DIRECTION: Skip the images and copy each record exactly as written.

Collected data
------------------------------------------------

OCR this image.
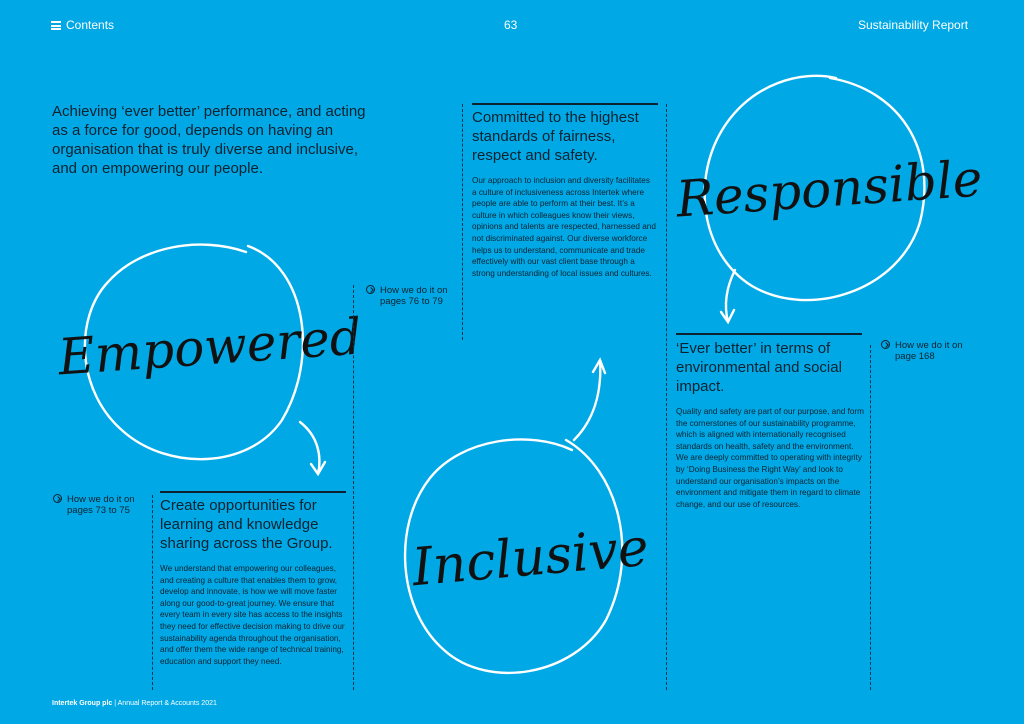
Contents	63	Sustainability Report
Achieving ‘ever better’ performance, and acting as a force for good, depends on having an organisation that is truly diverse and inclusive, and on empowering our people.
Empowered
Inclusive
Responsible
Committed to the highest standards of fairness, respect and safety.
Our approach to inclusion and diversity facilitates a culture of inclusiveness across Intertek where people are able to perform at their best. It’s a culture in which colleagues know their views, opinions and talents are respected, harnessed and not discriminated against. Our diverse workforce helps us to understand, communicate and trade effectively with our vast client base through a strong understanding of local issues and cultures.
How we do it on pages 76 to 79
Create opportunities for learning and knowledge sharing across the Group.
We understand that empowering our colleagues, and creating a culture that enables them to grow, develop and innovate, is how we will move faster along our good-to-great journey. We ensure that every team in every site has access to the insights they need for effective decision making to drive our sustainability agenda throughout the organisation, and offer them the wide range of technical training, education and support they need.
How we do it on pages 73 to 75
‘Ever better’ in terms of environmental and social impact.
Quality and safety are part of our purpose, and form the cornerstones of our sustainability programme, which is aligned with internationally recognised standards on health, safety and the environment. We are deeply committed to operating with integrity by ‘Doing Business the Right Way’ and look to understand our organisation’s impacts on the environment and mitigate them in regard to climate change, and our use of resources.
How we do it on page 168
Intertek Group plc | Annual Report & Accounts 2021
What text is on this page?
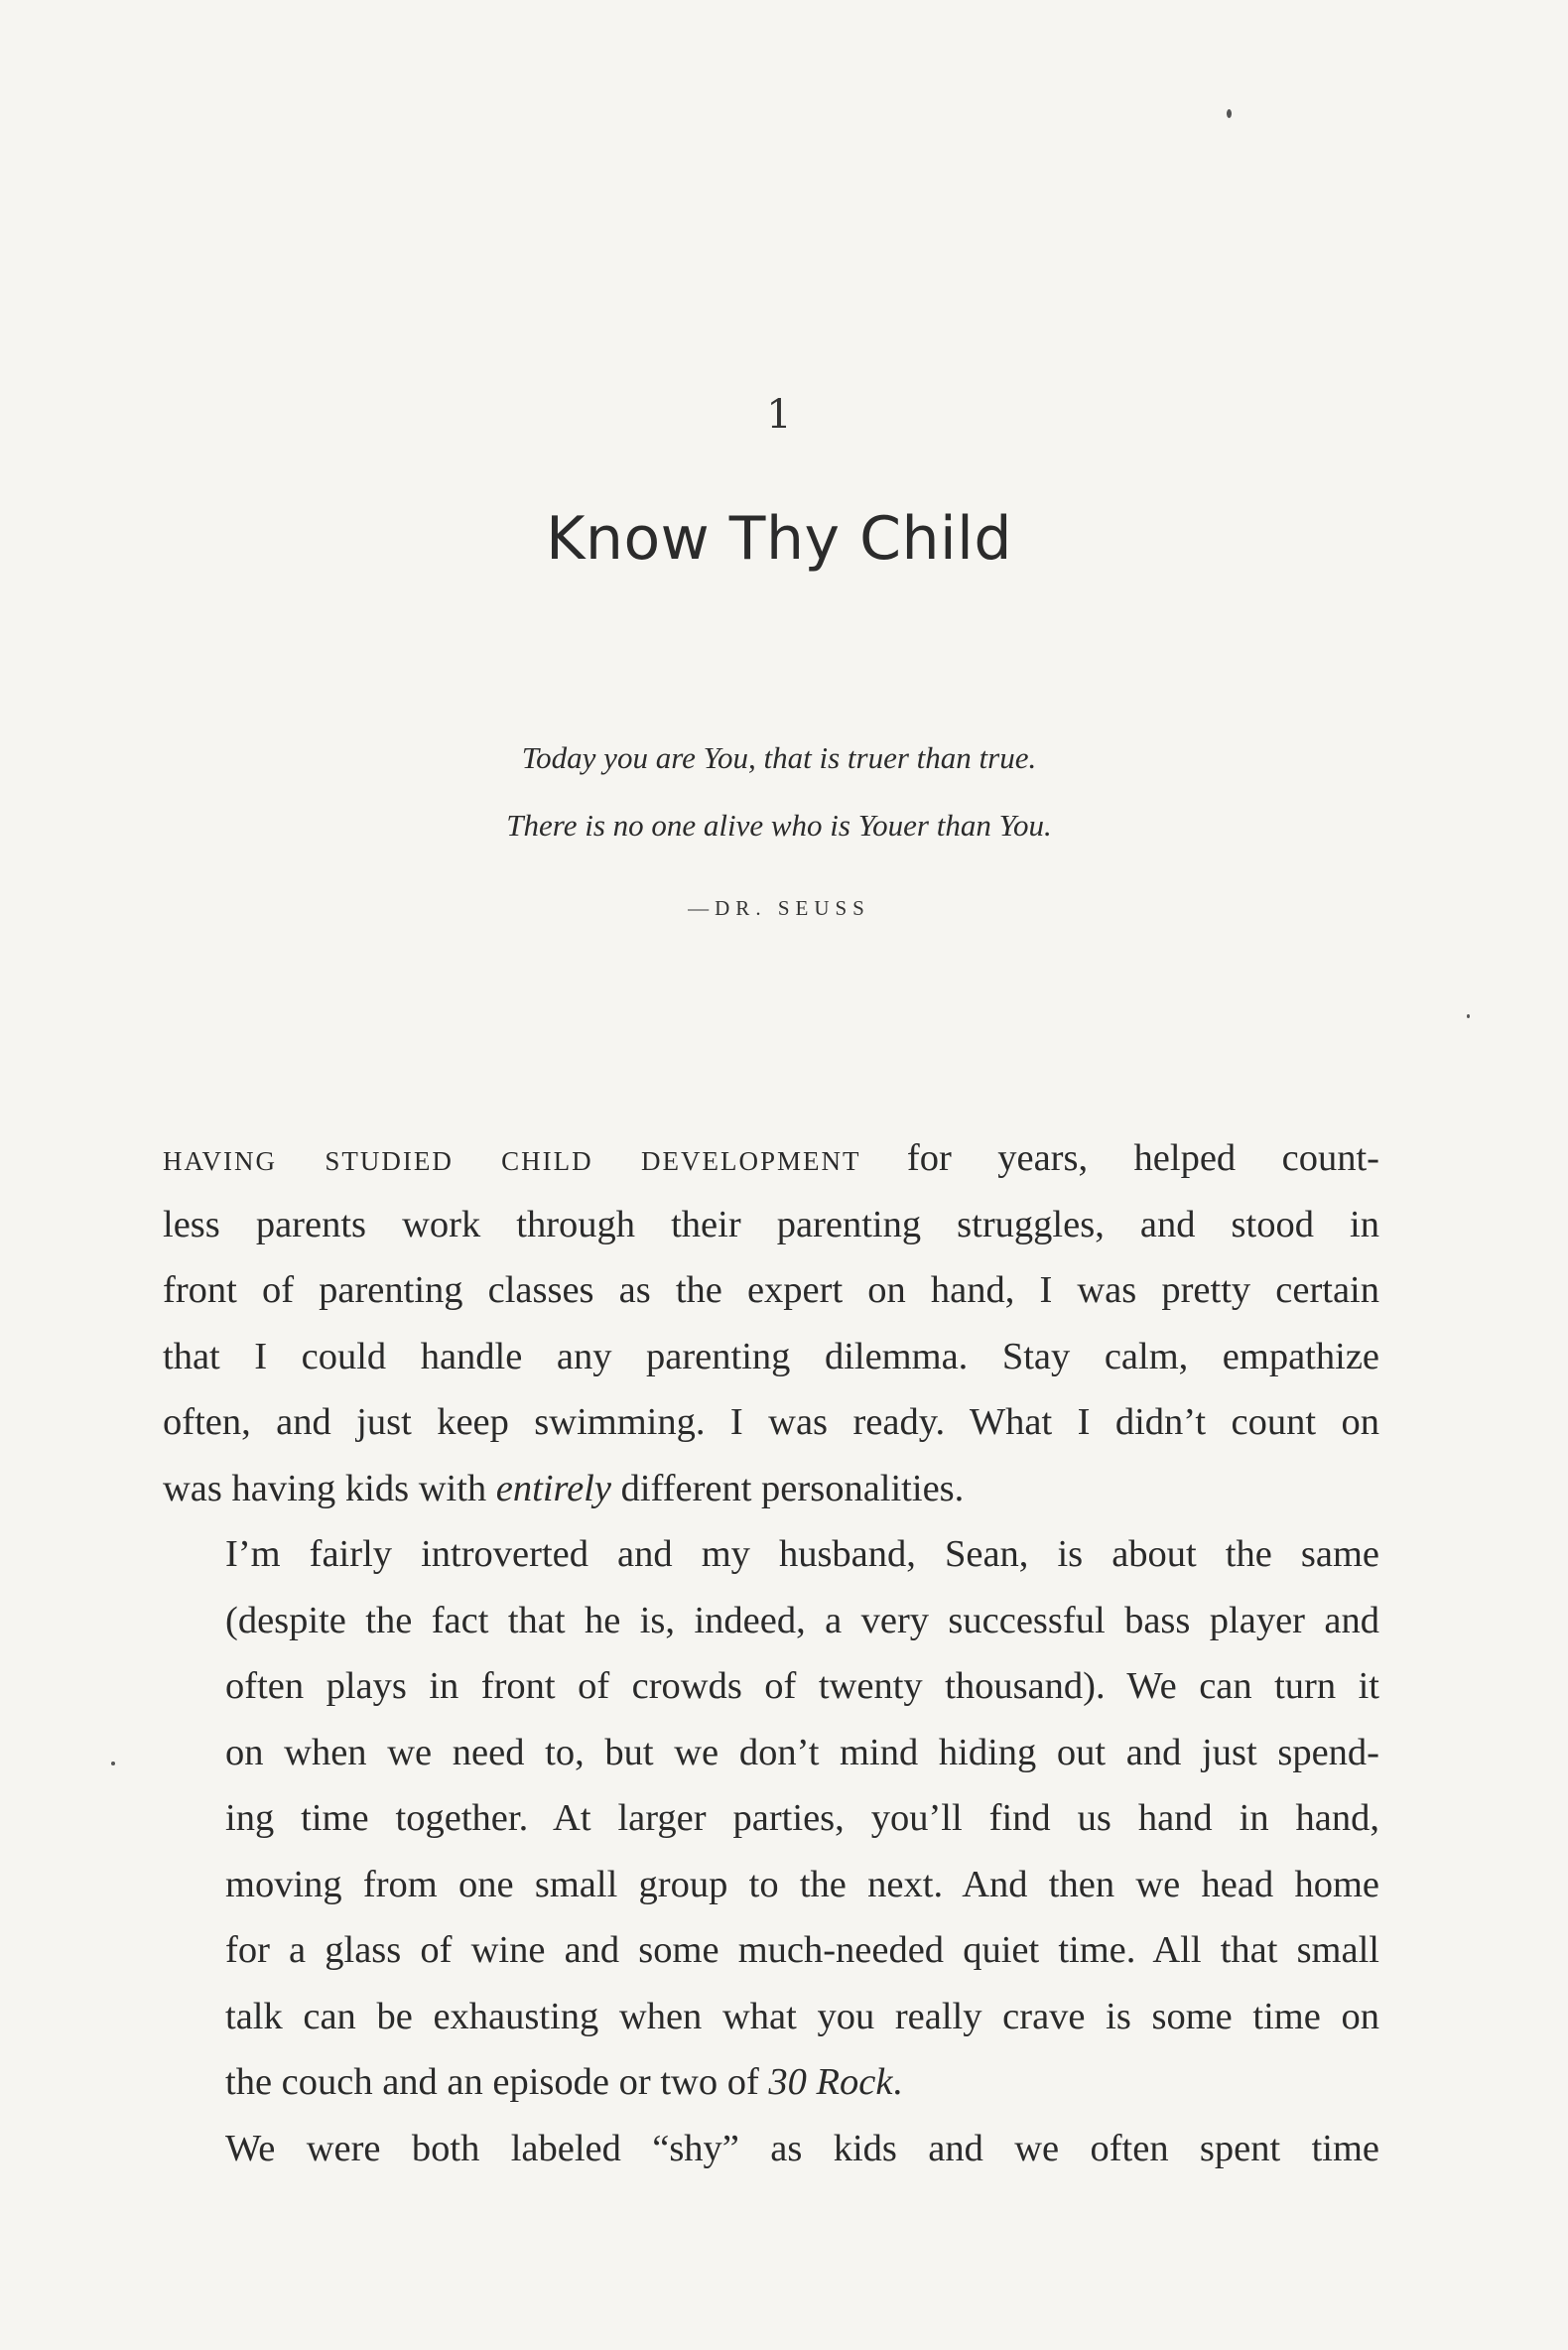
1
Know Thy Child
Today you are You, that is truer than true.
There is no one alive who is Youer than You.
—DR. SEUSS

having studied child development for years, helped count-
less parents work through their parenting struggles, and stood in
front of parenting classes as the expert on hand, I was pretty certain
that I could handle any parenting dilemma. Stay calm, empathize
often, and just keep swimming. I was ready. What I didn’t count on
was having kids with entirely different personalities.

I’m fairly introverted and my husband, Sean, is about the same
(despite the fact that he is, indeed, a very successful bass player and
often plays in front of crowds of twenty thousand). We can turn it
on when we need to, but we don’t mind hiding out and just spend-
ing time together. At larger parties, you’ll find us hand in hand,
moving from one small group to the next. And then we head home
for a glass of wine and some much-needed quiet time. All that small
talk can be exhausting when what you really crave is some time on
the couch and an episode or two of 30 Rock.

We were both labeled “shy” as kids and we often spent time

------------------------------------------------

PROBLEM SOLUTION:
OCR this image.
Contents	63	Sustainability Report
Achieving ‘ever better’ performance, and acting as a force for good, depends on having an organisation that is truly diverse and inclusive, and on empowering our people.
Empowered
Inclusive
Responsible
Committed to the highest standards of fairness, respect and safety.
Our approach to inclusion and diversity facilitates a culture of inclusiveness across Intertek where people are able to perform at their best. It’s a culture in which colleagues know their views, opinions and talents are respected, harnessed and not discriminated against. Our diverse workforce helps us to understand, communicate and trade effectively with our vast client base through a strong understanding of local issues and cultures.
How we do it on pages 76 to 79
Create opportunities for learning and knowledge sharing across the Group.
We understand that empowering our colleagues, and creating a culture that enables them to grow, develop and innovate, is how we will move faster along our good-to-great journey. We ensure that every team in every site has access to the insights they need for effective decision making to drive our sustainability agenda throughout the organisation, and offer them the wide range of technical training, education and support they need.
How we do it on pages 73 to 75
‘Ever better’ in terms of environmental and social impact.
Quality and safety are part of our purpose, and form the cornerstones of our sustainability programme, which is aligned with internationally recognised standards on health, safety and the environment. We are deeply committed to operating with integrity by ‘Doing Business the Right Way’ and look to understand our organisation’s impacts on the environment and mitigate them in regard to climate change, and our use of resources.
How we do it on page 168
Intertek Group plc | Annual Report & Accounts 2021
What text is on this page?
1
Know Thy Child
Today you are You, that is truer than true.
There is no one alive who is Youer than You.
—DR. SEUSS

having studied child development for years, helped count-
less parents work through their parenting struggles, and stood in
front of parenting classes as the expert on hand, I was pretty certain
that I could handle any parenting dilemma. Stay calm, empathize
often, and just keep swimming. I was ready. What I didn’t count on
was having kids with entirely different personalities.

I’m fairly introverted and my husband, Sean, is about the same
(despite the fact that he is, indeed, a very successful bass player and
often plays in front of crowds of twenty thousand). We can turn it
on when we need to, but we don’t mind hiding out and just spend-
ing time together. At larger parties, you’ll find us hand in hand,
moving from one small group to the next. And then we head home
for a glass of wine and some much-needed quiet time. All that small
talk can be exhausting when what you really crave is some time on
the couch and an episode or two of 30 Rock.

We were both labeled “shy” as kids and we often spent time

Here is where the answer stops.